---- Supplied records

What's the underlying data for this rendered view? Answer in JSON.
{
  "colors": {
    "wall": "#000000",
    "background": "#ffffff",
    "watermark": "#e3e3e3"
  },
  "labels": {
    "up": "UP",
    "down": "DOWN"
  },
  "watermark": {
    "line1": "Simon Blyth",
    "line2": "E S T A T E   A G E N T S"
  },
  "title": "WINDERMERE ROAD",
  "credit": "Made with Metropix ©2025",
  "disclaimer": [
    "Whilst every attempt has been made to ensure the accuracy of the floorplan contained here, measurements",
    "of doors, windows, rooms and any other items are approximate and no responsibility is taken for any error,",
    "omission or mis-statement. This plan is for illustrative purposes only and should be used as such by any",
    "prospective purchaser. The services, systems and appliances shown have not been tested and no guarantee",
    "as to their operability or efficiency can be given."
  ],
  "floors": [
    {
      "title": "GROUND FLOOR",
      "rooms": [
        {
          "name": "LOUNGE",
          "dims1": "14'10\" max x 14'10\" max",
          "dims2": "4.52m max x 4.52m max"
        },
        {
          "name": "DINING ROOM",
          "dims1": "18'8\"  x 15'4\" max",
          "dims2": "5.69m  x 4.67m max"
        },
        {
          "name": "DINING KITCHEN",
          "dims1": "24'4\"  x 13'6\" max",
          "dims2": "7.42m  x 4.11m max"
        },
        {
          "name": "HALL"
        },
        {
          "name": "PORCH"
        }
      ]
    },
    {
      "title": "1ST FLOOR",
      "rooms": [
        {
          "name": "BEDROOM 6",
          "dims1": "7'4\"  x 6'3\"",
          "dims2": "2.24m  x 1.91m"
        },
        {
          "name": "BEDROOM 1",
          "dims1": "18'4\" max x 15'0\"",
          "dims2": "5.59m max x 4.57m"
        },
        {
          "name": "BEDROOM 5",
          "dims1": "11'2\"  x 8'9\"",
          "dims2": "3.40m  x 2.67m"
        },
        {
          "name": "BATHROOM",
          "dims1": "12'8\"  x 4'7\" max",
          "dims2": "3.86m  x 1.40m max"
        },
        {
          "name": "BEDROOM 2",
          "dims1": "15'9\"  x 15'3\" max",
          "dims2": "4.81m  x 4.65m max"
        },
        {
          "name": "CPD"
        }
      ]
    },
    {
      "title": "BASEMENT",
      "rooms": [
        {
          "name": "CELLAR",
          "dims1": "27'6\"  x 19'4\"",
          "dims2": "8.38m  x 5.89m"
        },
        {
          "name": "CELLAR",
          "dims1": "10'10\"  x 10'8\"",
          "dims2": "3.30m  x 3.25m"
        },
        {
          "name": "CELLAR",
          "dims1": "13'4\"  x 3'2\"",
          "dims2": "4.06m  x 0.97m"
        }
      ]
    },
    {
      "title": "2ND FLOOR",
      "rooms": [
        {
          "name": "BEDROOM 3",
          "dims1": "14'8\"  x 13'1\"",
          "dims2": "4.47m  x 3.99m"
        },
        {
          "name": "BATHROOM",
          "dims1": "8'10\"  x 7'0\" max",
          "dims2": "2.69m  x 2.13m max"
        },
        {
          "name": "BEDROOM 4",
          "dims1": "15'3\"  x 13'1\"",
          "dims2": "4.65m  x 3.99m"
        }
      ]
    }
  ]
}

--------

_What to produce:_
Word for word, quote all of the data above.

_Output for this task:_
What's the underlying data for this rendered view? Answer in JSON.
{
  "colors": {
    "wall": "#000000",
    "background": "#ffffff",
    "watermark": "#e3e3e3"
  },
  "labels": {
    "up": "UP",
    "down": "DOWN"
  },
  "watermark": {
    "line1": "Simon Blyth",
    "line2": "E S T A T E   A G E N T S"
  },
  "title": "WINDERMERE ROAD",
  "credit": "Made with Metropix ©2025",
  "disclaimer": [
    "Whilst every attempt has been made to ensure the accuracy of the floorplan contained here, measurements",
    "of doors, windows, rooms and any other items are approximate and no responsibility is taken for any error,",
    "omission or mis-statement. This plan is for illustrative purposes only and should be used as such by any",
    "prospective purchaser. The services, systems and appliances shown have not been tested and no guarantee",
    "as to their operability or efficiency can be given."
  ],
  "floors": [
    {
      "title": "GROUND FLOOR",
      "rooms": [
        {
          "name": "LOUNGE",
          "dims1": "14'10\" max x 14'10\" max",
          "dims2": "4.52m max x 4.52m max"
        },
        {
          "name": "DINING ROOM",
          "dims1": "18'8\"  x 15'4\" max",
          "dims2": "5.69m  x 4.67m max"
        },
        {
          "name": "DINING KITCHEN",
          "dims1": "24'4\"  x 13'6\" max",
          "dims2": "7.42m  x 4.11m max"
        },
        {
          "name": "HALL"
        },
        {
          "name": "PORCH"
        }
      ]
    },
    {
      "title": "1ST FLOOR",
      "rooms": [
        {
          "name": "BEDROOM 6",
          "dims1": "7'4\"  x 6'3\"",
          "dims2": "2.24m  x 1.91m"
        },
        {
          "name": "BEDROOM 1",
          "dims1": "18'4\" max x 15'0\"",
          "dims2": "5.59m max x 4.57m"
        },
        {
          "name": "BEDROOM 5",
          "dims1": "11'2\"  x 8'9\"",
          "dims2": "3.40m  x 2.67m"
        },
        {
          "name": "BATHROOM",
          "dims1": "12'8\"  x 4'7\" max",
          "dims2": "3.86m  x 1.40m max"
        },
        {
          "name": "BEDROOM 2",
          "dims1": "15'9\"  x 15'3\" max",
          "dims2": "4.81m  x 4.65m max"
        },
        {
          "name": "CPD"
        }
      ]
    },
    {
      "title": "BASEMENT",
      "rooms": [
        {
          "name": "CELLAR",
          "dims1": "27'6\"  x 19'4\"",
          "dims2": "8.38m  x 5.89m"
        },
        {
          "name": "CELLAR",
          "dims1": "10'10\"  x 10'8\"",
          "dims2": "3.30m  x 3.25m"
        },
        {
          "name": "CELLAR",
          "dims1": "13'4\"  x 3'2\"",
          "dims2": "4.06m  x 0.97m"
        }
      ]
    },
    {
      "title": "2ND FLOOR",
      "rooms": [
        {
          "name": "BEDROOM 3",
          "dims1": "14'8\"  x 13'1\"",
          "dims2": "4.47m  x 3.99m"
        },
        {
          "name": "BATHROOM",
          "dims1": "8'10\"  x 7'0\" max",
          "dims2": "2.69m  x 2.13m max"
        },
        {
          "name": "BEDROOM 4",
          "dims1": "15'3\"  x 13'1\"",
          "dims2": "4.65m  x 3.99m"
        }
      ]
    }
  ]
}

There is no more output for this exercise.